What this task involves – Read through the data and report every line in which the word "Bilar" occurs.

Dataset rows –
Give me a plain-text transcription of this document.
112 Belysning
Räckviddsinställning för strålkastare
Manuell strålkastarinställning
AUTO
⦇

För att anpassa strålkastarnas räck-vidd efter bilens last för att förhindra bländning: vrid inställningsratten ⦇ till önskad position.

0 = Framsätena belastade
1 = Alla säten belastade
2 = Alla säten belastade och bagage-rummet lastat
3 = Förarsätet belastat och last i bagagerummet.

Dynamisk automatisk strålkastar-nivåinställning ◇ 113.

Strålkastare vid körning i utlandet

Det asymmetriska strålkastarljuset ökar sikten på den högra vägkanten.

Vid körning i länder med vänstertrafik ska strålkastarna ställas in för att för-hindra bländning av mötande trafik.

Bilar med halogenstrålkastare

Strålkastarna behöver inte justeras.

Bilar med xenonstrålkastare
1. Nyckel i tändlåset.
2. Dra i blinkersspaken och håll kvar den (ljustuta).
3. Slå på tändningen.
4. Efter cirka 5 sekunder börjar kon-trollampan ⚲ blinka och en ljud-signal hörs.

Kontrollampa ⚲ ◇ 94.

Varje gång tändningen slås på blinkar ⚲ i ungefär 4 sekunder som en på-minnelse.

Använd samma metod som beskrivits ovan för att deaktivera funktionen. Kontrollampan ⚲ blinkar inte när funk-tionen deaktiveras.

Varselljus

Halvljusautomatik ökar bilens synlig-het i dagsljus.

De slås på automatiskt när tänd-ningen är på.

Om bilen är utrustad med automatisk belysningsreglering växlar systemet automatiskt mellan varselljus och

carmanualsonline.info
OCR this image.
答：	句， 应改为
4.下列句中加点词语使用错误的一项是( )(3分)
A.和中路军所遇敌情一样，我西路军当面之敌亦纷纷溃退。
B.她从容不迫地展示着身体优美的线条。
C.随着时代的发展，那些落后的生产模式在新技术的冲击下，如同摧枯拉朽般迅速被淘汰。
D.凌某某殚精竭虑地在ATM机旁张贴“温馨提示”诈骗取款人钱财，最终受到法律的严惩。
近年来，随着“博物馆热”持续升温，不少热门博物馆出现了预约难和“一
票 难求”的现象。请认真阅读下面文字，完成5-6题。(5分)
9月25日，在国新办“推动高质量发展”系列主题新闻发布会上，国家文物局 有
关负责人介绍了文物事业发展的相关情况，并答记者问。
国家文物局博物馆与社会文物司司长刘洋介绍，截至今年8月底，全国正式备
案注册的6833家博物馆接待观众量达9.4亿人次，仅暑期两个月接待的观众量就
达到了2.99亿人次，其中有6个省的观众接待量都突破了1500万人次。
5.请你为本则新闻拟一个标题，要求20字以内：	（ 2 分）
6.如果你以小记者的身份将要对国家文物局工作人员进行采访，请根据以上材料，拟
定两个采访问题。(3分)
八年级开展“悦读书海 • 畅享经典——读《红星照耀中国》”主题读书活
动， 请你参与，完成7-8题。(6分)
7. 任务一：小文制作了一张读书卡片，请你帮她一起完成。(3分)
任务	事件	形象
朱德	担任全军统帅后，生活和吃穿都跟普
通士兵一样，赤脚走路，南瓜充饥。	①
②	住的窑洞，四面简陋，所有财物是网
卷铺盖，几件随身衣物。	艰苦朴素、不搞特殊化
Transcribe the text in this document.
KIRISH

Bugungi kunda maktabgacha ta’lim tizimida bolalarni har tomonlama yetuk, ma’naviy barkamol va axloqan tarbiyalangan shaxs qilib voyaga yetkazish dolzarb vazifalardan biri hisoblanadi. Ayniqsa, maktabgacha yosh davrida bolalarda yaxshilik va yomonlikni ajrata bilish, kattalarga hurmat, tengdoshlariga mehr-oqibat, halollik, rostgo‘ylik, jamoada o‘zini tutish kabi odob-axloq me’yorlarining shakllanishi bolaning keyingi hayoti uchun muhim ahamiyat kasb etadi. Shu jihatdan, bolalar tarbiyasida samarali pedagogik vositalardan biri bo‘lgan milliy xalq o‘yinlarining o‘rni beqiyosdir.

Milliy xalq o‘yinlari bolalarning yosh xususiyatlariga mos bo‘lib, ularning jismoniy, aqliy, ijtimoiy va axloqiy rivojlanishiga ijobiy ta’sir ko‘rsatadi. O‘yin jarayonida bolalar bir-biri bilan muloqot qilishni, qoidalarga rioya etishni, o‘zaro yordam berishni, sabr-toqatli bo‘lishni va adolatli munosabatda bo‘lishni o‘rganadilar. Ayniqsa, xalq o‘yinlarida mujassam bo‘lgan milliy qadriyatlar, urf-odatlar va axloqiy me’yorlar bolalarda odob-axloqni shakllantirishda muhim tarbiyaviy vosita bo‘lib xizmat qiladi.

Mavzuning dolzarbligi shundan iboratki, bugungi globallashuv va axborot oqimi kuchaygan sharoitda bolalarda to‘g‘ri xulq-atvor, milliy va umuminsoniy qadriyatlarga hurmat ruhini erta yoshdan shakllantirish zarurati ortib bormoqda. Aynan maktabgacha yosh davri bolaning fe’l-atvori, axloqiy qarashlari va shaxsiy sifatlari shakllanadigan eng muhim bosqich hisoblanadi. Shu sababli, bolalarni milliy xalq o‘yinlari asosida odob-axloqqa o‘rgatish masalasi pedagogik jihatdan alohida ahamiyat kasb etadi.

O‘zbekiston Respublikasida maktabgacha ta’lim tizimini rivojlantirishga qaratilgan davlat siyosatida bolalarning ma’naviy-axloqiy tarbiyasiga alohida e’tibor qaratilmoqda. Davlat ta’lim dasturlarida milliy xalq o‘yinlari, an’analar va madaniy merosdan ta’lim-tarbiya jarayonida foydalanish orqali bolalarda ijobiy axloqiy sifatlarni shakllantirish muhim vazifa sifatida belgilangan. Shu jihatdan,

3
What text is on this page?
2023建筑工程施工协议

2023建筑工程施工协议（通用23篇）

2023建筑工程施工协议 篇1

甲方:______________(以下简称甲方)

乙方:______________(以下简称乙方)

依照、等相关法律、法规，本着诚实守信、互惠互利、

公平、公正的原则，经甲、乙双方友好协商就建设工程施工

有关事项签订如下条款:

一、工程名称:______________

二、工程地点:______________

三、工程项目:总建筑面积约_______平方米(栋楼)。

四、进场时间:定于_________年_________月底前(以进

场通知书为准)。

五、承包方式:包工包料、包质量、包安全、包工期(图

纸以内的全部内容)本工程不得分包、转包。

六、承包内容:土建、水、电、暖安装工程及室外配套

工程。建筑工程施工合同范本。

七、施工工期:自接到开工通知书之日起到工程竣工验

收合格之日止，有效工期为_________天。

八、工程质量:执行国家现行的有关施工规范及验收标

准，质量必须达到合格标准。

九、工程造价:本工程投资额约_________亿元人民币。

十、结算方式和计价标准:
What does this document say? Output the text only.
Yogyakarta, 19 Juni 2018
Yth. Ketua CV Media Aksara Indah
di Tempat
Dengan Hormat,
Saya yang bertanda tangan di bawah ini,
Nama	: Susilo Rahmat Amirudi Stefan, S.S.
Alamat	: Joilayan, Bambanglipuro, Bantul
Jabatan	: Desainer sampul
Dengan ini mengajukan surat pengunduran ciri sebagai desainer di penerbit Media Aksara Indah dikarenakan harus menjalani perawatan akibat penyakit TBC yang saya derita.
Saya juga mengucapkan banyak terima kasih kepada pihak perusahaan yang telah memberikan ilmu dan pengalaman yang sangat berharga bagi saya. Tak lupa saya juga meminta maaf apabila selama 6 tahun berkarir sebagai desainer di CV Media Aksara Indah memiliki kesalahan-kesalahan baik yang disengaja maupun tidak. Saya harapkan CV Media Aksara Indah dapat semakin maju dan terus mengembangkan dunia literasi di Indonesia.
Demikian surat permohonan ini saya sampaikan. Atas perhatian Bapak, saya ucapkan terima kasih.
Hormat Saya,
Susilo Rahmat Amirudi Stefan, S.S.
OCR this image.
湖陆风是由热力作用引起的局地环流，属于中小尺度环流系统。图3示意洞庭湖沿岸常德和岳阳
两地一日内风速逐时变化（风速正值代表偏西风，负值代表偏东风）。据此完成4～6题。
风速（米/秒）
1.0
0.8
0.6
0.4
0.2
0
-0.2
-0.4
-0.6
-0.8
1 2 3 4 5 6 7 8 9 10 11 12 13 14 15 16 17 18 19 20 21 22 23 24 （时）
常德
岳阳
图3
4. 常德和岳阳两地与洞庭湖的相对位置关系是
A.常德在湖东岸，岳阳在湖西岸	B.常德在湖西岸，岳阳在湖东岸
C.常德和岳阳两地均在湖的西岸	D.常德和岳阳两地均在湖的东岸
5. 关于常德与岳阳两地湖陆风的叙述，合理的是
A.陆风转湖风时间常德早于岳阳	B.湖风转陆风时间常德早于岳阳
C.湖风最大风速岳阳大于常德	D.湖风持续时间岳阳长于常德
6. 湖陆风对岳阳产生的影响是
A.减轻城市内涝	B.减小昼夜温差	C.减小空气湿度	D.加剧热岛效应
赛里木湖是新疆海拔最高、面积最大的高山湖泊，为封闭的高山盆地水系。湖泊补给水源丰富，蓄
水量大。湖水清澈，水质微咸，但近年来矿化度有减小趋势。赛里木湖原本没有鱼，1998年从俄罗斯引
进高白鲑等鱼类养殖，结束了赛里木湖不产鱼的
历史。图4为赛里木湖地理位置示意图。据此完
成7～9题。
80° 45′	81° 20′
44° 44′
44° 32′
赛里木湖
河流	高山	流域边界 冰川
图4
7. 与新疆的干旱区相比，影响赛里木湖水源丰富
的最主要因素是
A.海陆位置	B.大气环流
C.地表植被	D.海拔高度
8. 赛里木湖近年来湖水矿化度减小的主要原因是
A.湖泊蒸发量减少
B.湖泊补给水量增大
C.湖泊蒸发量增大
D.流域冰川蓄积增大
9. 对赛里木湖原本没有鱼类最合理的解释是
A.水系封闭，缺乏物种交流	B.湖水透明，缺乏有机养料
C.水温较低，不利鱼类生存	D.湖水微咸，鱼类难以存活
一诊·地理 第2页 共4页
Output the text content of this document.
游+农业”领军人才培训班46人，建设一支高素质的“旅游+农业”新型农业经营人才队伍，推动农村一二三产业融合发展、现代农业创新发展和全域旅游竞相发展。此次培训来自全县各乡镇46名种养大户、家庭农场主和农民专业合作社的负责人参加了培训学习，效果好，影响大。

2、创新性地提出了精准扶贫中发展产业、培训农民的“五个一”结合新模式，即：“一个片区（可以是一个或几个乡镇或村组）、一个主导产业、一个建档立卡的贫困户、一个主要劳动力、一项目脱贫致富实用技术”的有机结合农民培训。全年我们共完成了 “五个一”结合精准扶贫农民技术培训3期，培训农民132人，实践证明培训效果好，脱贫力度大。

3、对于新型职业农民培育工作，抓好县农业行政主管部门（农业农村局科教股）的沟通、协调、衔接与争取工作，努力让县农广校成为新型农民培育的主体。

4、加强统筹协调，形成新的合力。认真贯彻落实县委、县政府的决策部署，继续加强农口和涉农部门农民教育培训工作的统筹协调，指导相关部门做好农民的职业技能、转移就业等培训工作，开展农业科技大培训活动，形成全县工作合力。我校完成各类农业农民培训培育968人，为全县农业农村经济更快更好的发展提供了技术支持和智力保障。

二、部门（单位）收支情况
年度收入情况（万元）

Exercise result –
Bilar med halogenstrålkastare
Bilar med xenonstrålkastare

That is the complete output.